THE RECORDS
⁂

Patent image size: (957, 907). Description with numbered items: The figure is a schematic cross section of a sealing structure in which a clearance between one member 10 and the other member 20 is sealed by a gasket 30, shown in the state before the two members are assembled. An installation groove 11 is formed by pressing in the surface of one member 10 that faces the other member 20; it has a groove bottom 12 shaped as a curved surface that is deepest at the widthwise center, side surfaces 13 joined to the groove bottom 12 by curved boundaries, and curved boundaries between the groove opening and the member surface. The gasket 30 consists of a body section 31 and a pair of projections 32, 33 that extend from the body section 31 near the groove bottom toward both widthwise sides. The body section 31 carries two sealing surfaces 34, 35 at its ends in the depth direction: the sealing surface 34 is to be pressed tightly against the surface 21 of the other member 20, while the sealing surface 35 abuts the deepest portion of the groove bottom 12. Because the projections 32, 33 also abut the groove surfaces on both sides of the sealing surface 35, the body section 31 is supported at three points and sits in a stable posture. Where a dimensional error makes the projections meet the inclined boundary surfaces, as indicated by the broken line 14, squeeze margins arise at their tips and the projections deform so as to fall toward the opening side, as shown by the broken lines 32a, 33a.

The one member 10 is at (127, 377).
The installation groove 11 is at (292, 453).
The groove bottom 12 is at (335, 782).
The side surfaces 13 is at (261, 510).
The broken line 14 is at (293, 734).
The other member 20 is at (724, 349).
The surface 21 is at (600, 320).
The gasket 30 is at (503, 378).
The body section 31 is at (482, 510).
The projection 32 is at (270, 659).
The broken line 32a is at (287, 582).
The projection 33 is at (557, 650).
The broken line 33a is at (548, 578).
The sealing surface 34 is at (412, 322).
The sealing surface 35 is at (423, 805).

⁂

EXERCISE DESCRIPTION
Repeat all the rows above, swapping out "clearance" for "gap" wherever it appears and changing nothing else.

OUTPUT OF THE TASK
Patent image size: (957, 907). Description with numbered items: The figure is a schematic cross section of a sealing structure in which a gap between one member 10 and the other member 20 is sealed by a gasket 30, shown in the state before the two members are assembled. An installation groove 11 is formed by pressing in the surface of one member 10 that faces the other member 20; it has a groove bottom 12 shaped as a curved surface that is deepest at the widthwise center, side surfaces 13 joined to the groove bottom 12 by curved boundaries, and curved boundaries between the groove opening and the member surface. The gasket 30 consists of a body section 31 and a pair of projections 32, 33 that extend from the body section 31 near the groove bottom toward both widthwise sides. The body section 31 carries two sealing surfaces 34, 35 at its ends in the depth direction: the sealing surface 34 is to be pressed tightly against the surface 21 of the other member 20, while the sealing surface 35 abuts the deepest portion of the groove bottom 12. Because the projections 32, 33 also abut the groove surfaces on both sides of the sealing surface 35, the body section 31 is supported at three points and sits in a stable posture. Where a dimensional error makes the projections meet the inclined boundary surfaces, as indicated by the broken line 14, squeeze margins arise at their tips and the projections deform so as to fall toward the opening side, as shown by the broken lines 32a, 33a.

The one member 10 is at (127, 377).
The installation groove 11 is at (292, 453).
The groove bottom 12 is at (335, 782).
The side surfaces 13 is at (261, 510).
The broken line 14 is at (293, 734).
The other member 20 is at (724, 349).
The surface 21 is at (600, 320).
The gasket 30 is at (503, 378).
The body section 31 is at (482, 510).
The projection 32 is at (270, 659).
The broken line 32a is at (287, 582).
The projection 33 is at (557, 650).
The broken line 33a is at (548, 578).
The sealing surface 34 is at (412, 322).
The sealing surface 35 is at (423, 805).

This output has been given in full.